-- AIM OF THE EXERCISE --
List all lines in the material below that contain "hint".
|---|
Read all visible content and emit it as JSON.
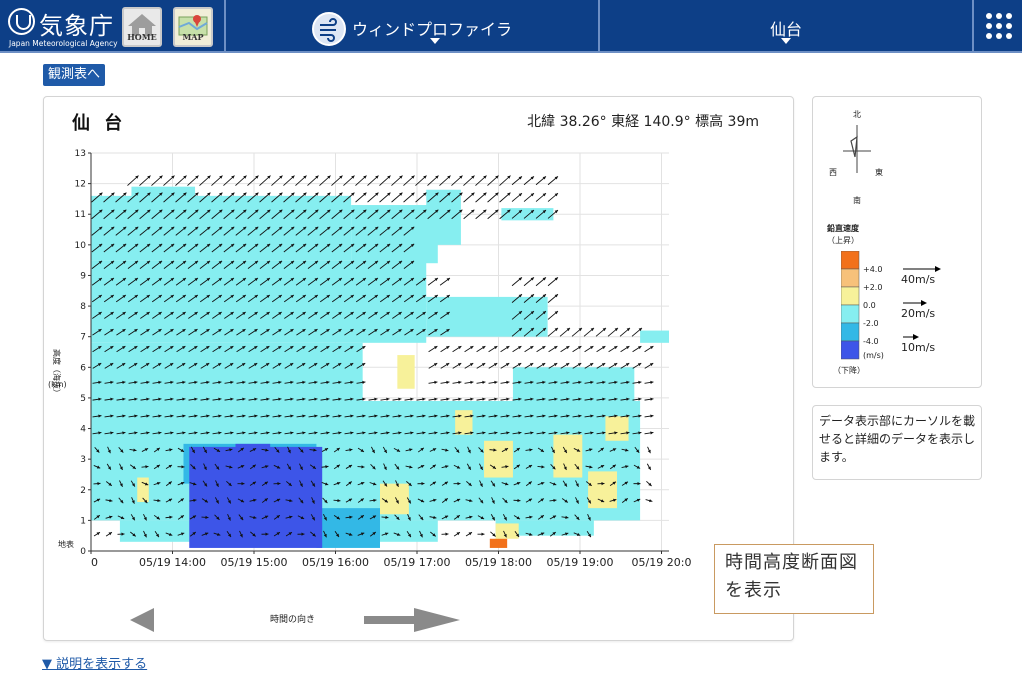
{
  "header": {
    "logo_title": "気象庁",
    "logo_subtitle": "Japan Meteorological Agency",
    "home_label": "HOME",
    "map_label": "MAP",
    "product_label": "ウィンドプロファイラ",
    "station_label": "仙台",
    "icons": [
      "jma-logo-icon",
      "home-icon",
      "map-icon",
      "wind-icon",
      "chevron-down-icon",
      "grid-menu-icon"
    ]
  },
  "obs_button": "観測表へ",
  "panel": {
    "station_title": "仙 台",
    "coords": "北緯 38.26° 東経 140.9° 標高 39m"
  },
  "chart_data": {
    "type": "heatmap",
    "xlabel": "時間の向き",
    "ylabel": "高度（海抜）",
    "yunit": "(km)",
    "ylim": [
      0,
      13
    ],
    "y_ticks": [
      "0",
      "1",
      "2",
      "3",
      "4",
      "5",
      "6",
      "7",
      "8",
      "9",
      "10",
      "11",
      "12",
      "13"
    ],
    "ground_label": "地表",
    "x_ticks": [
      "0",
      "05/19 14:00",
      "05/19 15:00",
      "05/19 16:00",
      "05/19 17:00",
      "05/19 18:00",
      "05/19 19:00",
      "05/19 20:0"
    ],
    "colors": {
      "vz_up_strong": "#f2711b",
      "vz_up_mid": "#f7c17a",
      "vz_up_weak": "#f7f19a",
      "vz_down_weak": "#86eef0",
      "vz_down_mid": "#33b8e6",
      "vz_down_strong": "#3d55e8"
    },
    "wind_arrows": "black arrows from southwest to west-northwest, 10–40 m/s, across 0–12.5 km"
  },
  "legend": {
    "compass": {
      "north": "北",
      "south": "南",
      "west": "西",
      "east": "東"
    },
    "title": "鉛直速度",
    "up_label": "（上昇）",
    "down_label": "（下降）",
    "unit": "(m/s)",
    "ticks": [
      "+4.0",
      "+2.0",
      "0.0",
      "-2.0",
      "-4.0"
    ],
    "speeds": [
      "40m/s",
      "20m/s",
      "10m/s"
    ]
  },
  "info_text": "データ表示部にカーソルを載せると詳細のデータを表示します。",
  "tooltip_text": "時間高度断面図を表示",
  "explain_link": "▼ 説明を表示する"
}
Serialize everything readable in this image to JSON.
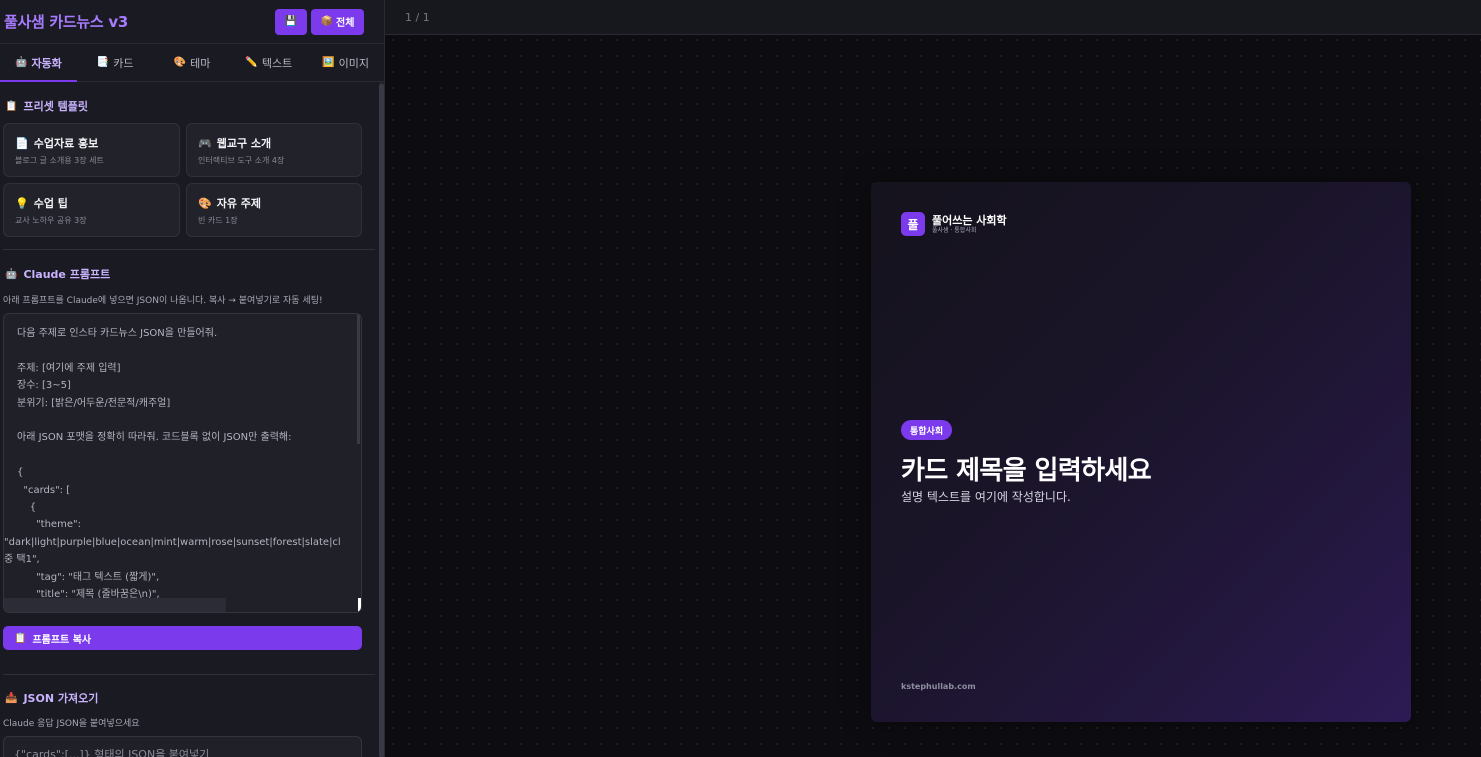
{
  "app": {
    "title": "풀사샘 카드뉴스 v3",
    "save_icon": "💾",
    "all_button": {
      "icon": "📦",
      "label": "전체"
    }
  },
  "tabs": [
    {
      "icon": "🤖",
      "label": "자동화",
      "active": true
    },
    {
      "icon": "📑",
      "label": "카드",
      "active": false
    },
    {
      "icon": "🎨",
      "label": "테마",
      "active": false
    },
    {
      "icon": "✏️",
      "label": "텍스트",
      "active": false
    },
    {
      "icon": "🖼️",
      "label": "이미지",
      "active": false
    }
  ],
  "presets": {
    "icon": "📋",
    "title": "프리셋 템플릿",
    "items": [
      {
        "icon": "📄",
        "name": "수업자료 홍보",
        "desc": "블로그 글 소개용 3장 세트"
      },
      {
        "icon": "🎮",
        "name": "웹교구 소개",
        "desc": "인터랙티브 도구 소개 4장"
      },
      {
        "icon": "💡",
        "name": "수업 팁",
        "desc": "교사 노하우 공유 3장"
      },
      {
        "icon": "🎨",
        "name": "자유 주제",
        "desc": "빈 카드 1장"
      }
    ]
  },
  "claude": {
    "icon": "🤖",
    "title": "Claude 프롬프트",
    "hint": "아래 프롬프트를 Claude에 넣으면 JSON이 나옵니다. 복사 → 붙여넣기로 자동 세팅!",
    "prompt_lines": [
      "다음 주제로 인스타 카드뉴스 JSON을 만들어줘.",
      "",
      "주제: [여기에 주제 입력]",
      "장수: [3~5]",
      "분위기: [밝은/어두운/전문적/캐주얼]",
      "",
      "아래 JSON 포맷을 정확히 따라줘. 코드블록 없이 JSON만 출력해:",
      "",
      "{",
      "  \"cards\": [",
      "    {",
      "      \"theme\":",
      "\"dark|light|purple|blue|ocean|mint|warm|rose|sunset|forest|slate|cl",
      "중 택1\",",
      "      \"tag\": \"태그 텍스트 (짧게)\",",
      "      \"title\": \"제목 (줄바꿈은\\n)\","
    ],
    "copy_button": {
      "icon": "📋",
      "label": "프롬프트 복사"
    }
  },
  "json_import": {
    "icon": "📥",
    "title": "JSON 가져오기",
    "hint": "Claude 응답 JSON을 붙여넣으세요",
    "placeholder": "{\"cards\":[...]} 형태의 JSON을 붙여넣기"
  },
  "canvas": {
    "page_counter": "1 / 1",
    "card": {
      "brand_logo": "풀",
      "brand_name": "풀어쓰는 사회학",
      "brand_sub": "풀사샘 · 통합사회",
      "tag": "통합사회",
      "title": "카드 제목을 입력하세요",
      "description": "설명 텍스트를 여기에 작성합니다.",
      "footer": "kstephullab.com"
    }
  },
  "colors": {
    "accent": "#7c3aed",
    "accent_text": "#c9b3ff",
    "sidebar_bg": "#1a1a22",
    "canvas_bg": "#0d0d11"
  }
}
|---|
-- FINAL RESULT --
    "hint": "아래 프롬프트를 Claude에 넣으면 JSON이 나옵니다. 복사 → 붙여넣기로 자동 세팅!",
    "hint": "Claude 응답 JSON을 붙여넣으세요",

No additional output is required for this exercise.